◆ DATA ROWS ◆
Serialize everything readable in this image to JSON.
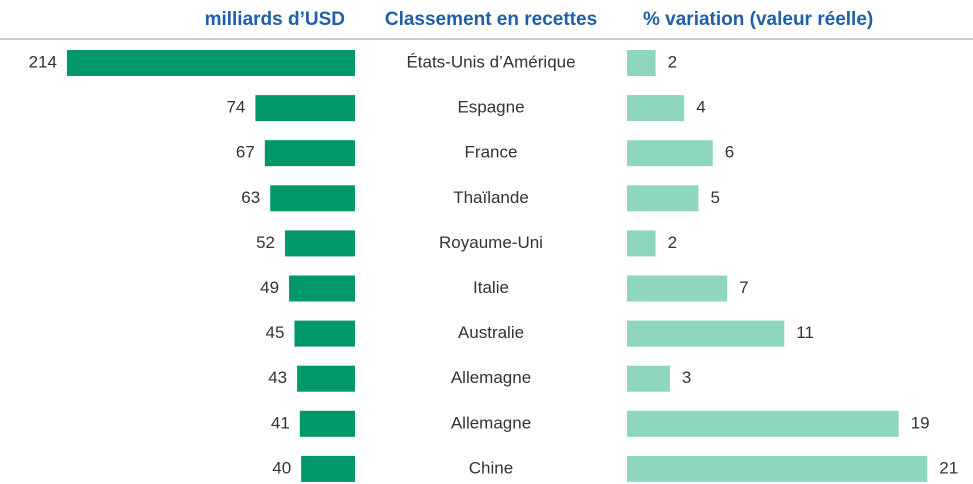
{
  "chart_data": {
    "type": "bar",
    "category_header": "Classement en recettes",
    "categories": [
      "États-Unis d’Amérique",
      "Espagne",
      "France",
      "Thaïlande",
      "Royaume-Uni",
      "Italie",
      "Australie",
      "Allemagne",
      "Allemagne",
      "Chine"
    ],
    "series": [
      {
        "name": "milliards d’USD",
        "color": "#00976a",
        "values": [
          214,
          74,
          67,
          63,
          52,
          49,
          45,
          43,
          41,
          40
        ]
      },
      {
        "name": "% variation (valeur réelle)",
        "color": "#8fd6bf",
        "values": [
          2,
          4,
          6,
          5,
          2,
          7,
          11,
          3,
          19,
          21
        ]
      }
    ]
  }
}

◆ GIVEN REQUEST ◆
Without the pictures, write out the whole listing above exactly as it appears.

◆ EXERCISE RESULT ◆
Serialize everything readable in this image to JSON.
{
  "chart_data": {
    "type": "bar",
    "category_header": "Classement en recettes",
    "categories": [
      "États-Unis d’Amérique",
      "Espagne",
      "France",
      "Thaïlande",
      "Royaume-Uni",
      "Italie",
      "Australie",
      "Allemagne",
      "Allemagne",
      "Chine"
    ],
    "series": [
      {
        "name": "milliards d’USD",
        "color": "#00976a",
        "values": [
          214,
          74,
          67,
          63,
          52,
          49,
          45,
          43,
          41,
          40
        ]
      },
      {
        "name": "% variation (valeur réelle)",
        "color": "#8fd6bf",
        "values": [
          2,
          4,
          6,
          5,
          2,
          7,
          11,
          3,
          19,
          21
        ]
      }
    ]
  }
}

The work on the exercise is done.